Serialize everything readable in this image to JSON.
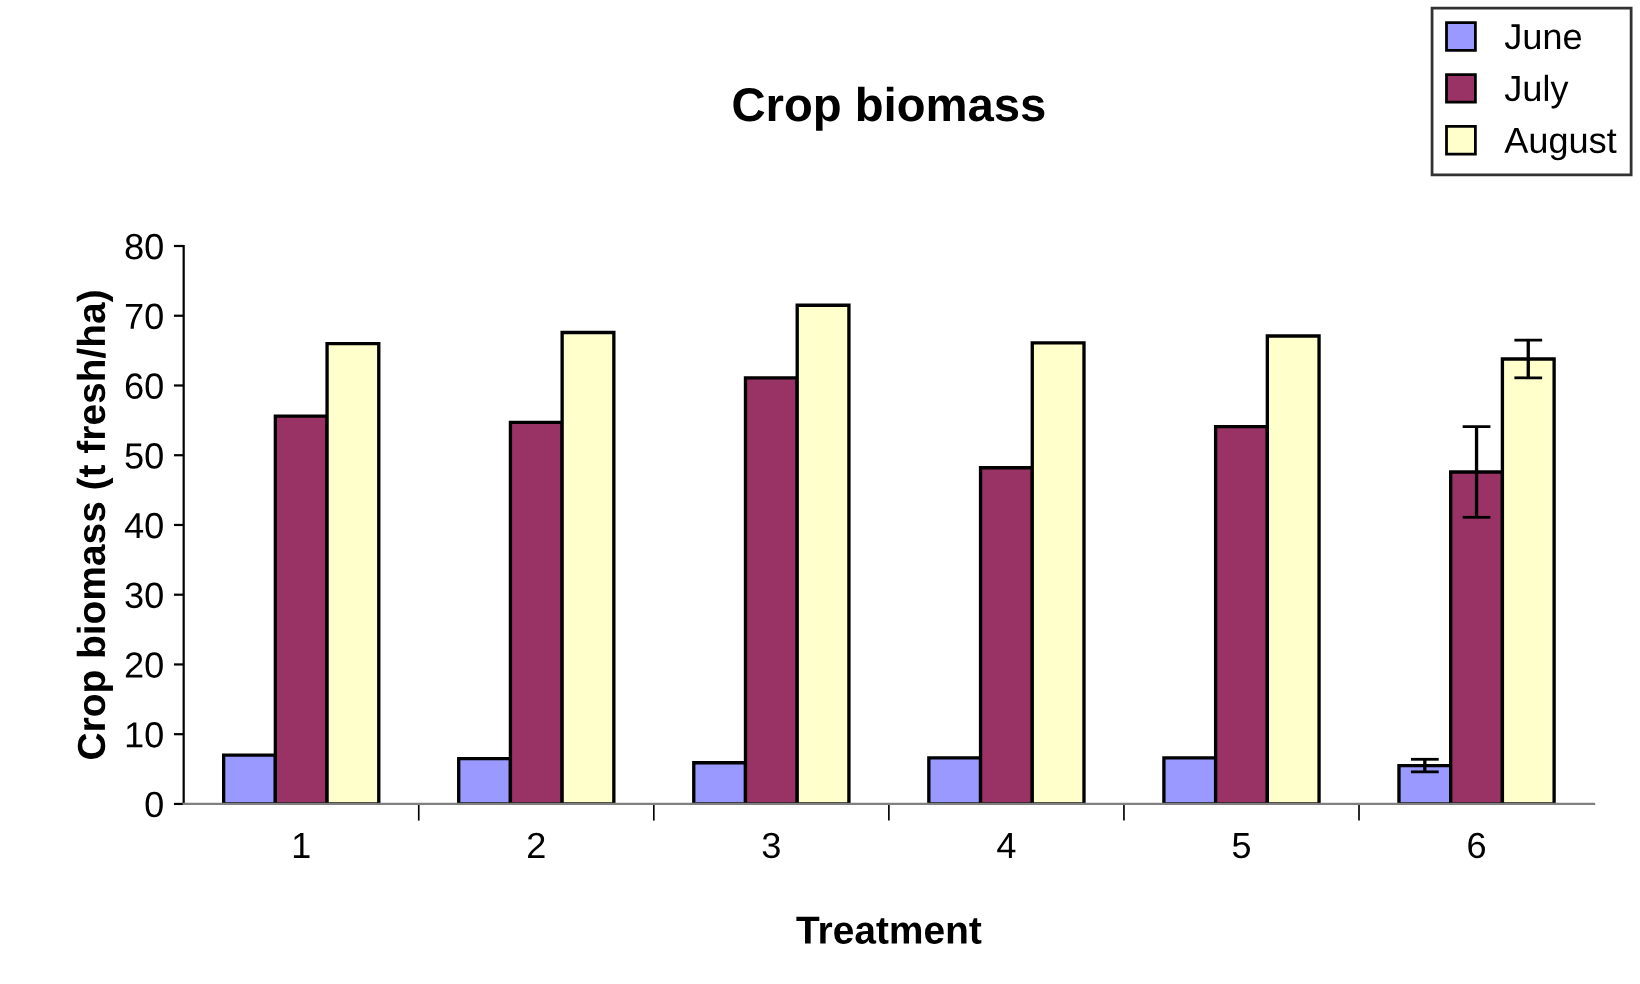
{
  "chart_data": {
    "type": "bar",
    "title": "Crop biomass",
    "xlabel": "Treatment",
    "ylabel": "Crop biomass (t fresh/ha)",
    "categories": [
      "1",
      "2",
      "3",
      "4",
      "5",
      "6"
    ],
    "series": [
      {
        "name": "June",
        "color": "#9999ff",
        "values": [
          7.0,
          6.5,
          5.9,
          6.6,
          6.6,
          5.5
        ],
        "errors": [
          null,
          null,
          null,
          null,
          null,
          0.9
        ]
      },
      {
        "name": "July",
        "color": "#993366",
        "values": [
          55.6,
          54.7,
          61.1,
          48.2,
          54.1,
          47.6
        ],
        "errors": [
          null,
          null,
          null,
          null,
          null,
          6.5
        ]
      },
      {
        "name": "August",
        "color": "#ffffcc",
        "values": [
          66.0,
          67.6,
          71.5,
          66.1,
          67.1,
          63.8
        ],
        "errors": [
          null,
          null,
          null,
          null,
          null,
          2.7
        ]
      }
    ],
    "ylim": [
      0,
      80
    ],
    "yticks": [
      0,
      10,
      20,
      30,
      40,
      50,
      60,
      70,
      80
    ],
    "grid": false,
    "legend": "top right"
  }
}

═══

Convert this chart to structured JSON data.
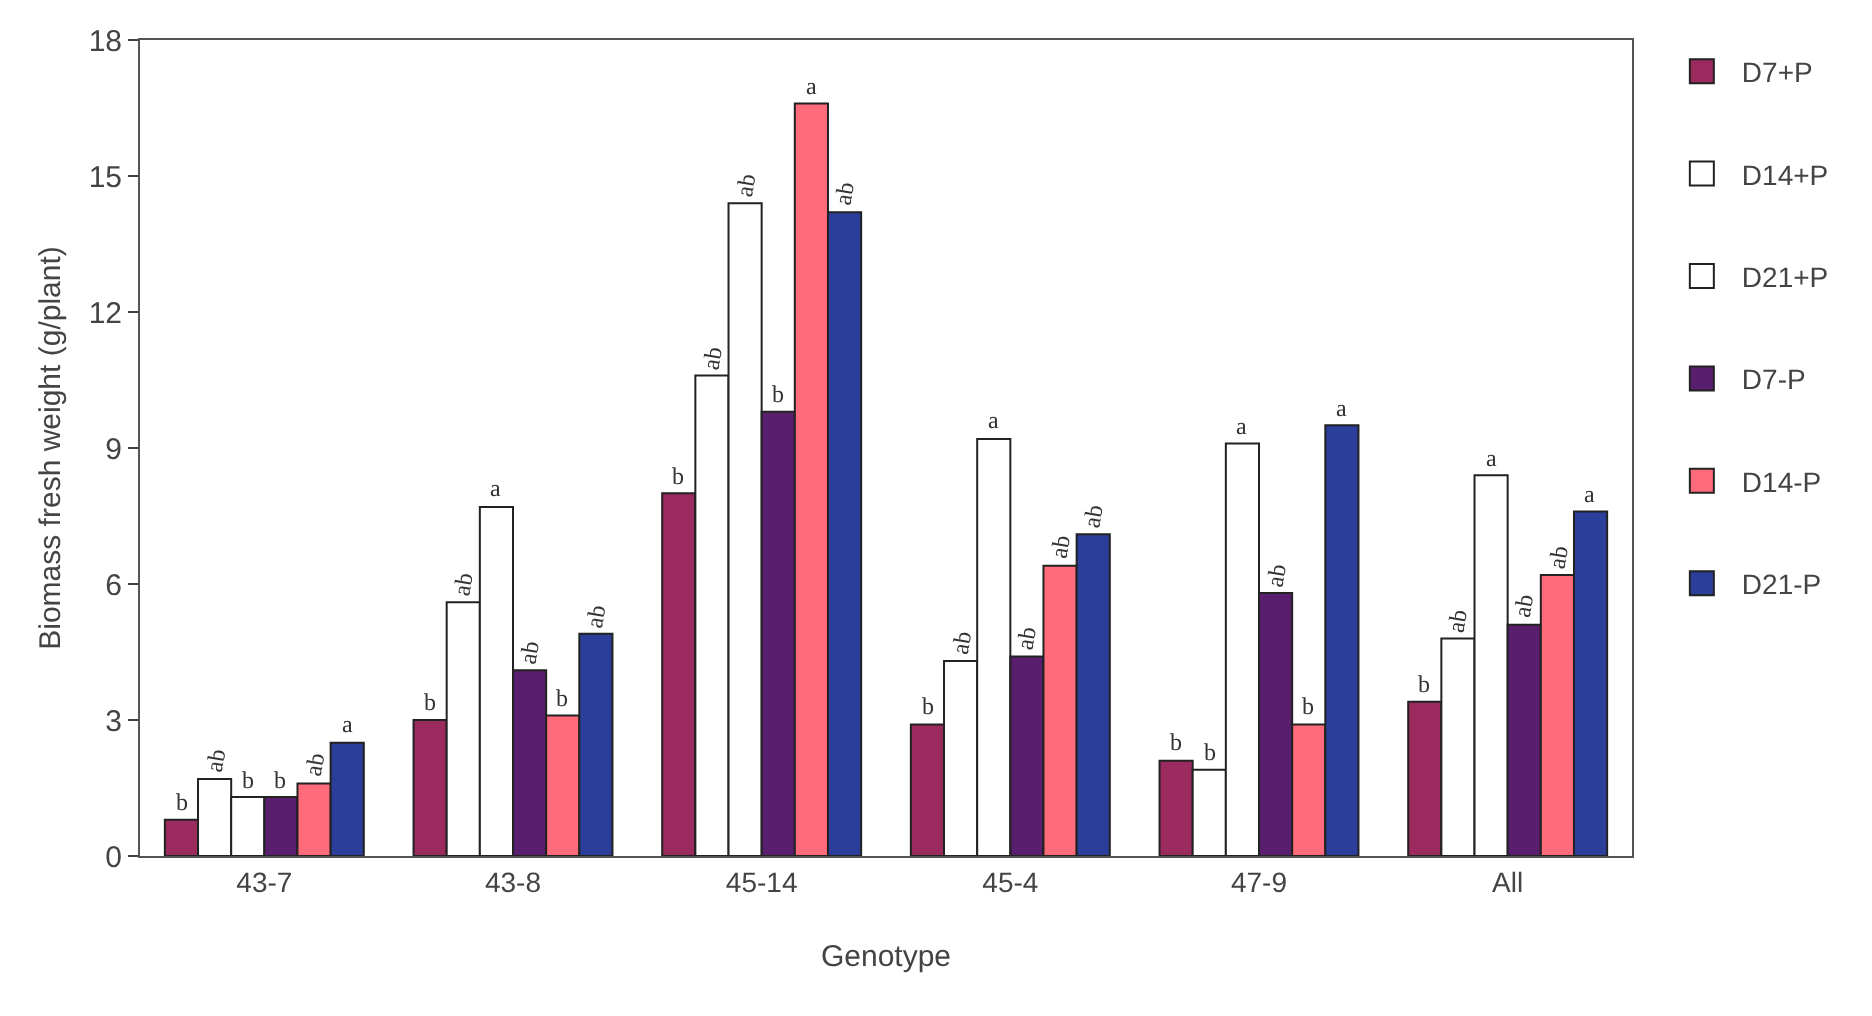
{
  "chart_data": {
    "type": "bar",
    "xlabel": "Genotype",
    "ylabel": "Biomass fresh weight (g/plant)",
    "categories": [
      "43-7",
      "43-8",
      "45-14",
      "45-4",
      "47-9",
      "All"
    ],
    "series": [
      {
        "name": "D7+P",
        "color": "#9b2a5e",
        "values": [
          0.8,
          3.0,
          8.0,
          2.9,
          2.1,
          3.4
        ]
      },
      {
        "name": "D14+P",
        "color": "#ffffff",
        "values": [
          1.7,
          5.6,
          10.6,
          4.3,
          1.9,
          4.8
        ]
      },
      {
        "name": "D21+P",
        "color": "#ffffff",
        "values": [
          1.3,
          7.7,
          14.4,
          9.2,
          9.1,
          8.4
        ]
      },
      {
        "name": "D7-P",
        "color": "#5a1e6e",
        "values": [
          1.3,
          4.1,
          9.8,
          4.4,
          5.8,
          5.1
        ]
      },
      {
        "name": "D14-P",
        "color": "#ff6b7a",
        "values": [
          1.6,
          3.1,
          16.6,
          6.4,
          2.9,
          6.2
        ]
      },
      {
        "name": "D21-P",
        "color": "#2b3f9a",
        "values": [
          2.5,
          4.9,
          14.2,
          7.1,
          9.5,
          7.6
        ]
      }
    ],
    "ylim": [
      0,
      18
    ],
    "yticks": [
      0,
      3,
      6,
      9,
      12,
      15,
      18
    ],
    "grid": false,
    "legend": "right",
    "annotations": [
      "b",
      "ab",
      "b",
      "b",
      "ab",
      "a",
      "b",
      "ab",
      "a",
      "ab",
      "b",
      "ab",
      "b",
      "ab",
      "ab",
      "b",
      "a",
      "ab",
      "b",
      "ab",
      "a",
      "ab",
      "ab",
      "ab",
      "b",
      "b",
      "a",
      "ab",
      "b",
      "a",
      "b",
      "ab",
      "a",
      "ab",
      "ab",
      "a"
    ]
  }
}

═══

- [WHAT IS BEING ASKED] Pick each line holding the word "this" out of the listing.

- [THE REPLY]
Serialize everything readable in this image to JSON.
Convert this chart to structured JSON data.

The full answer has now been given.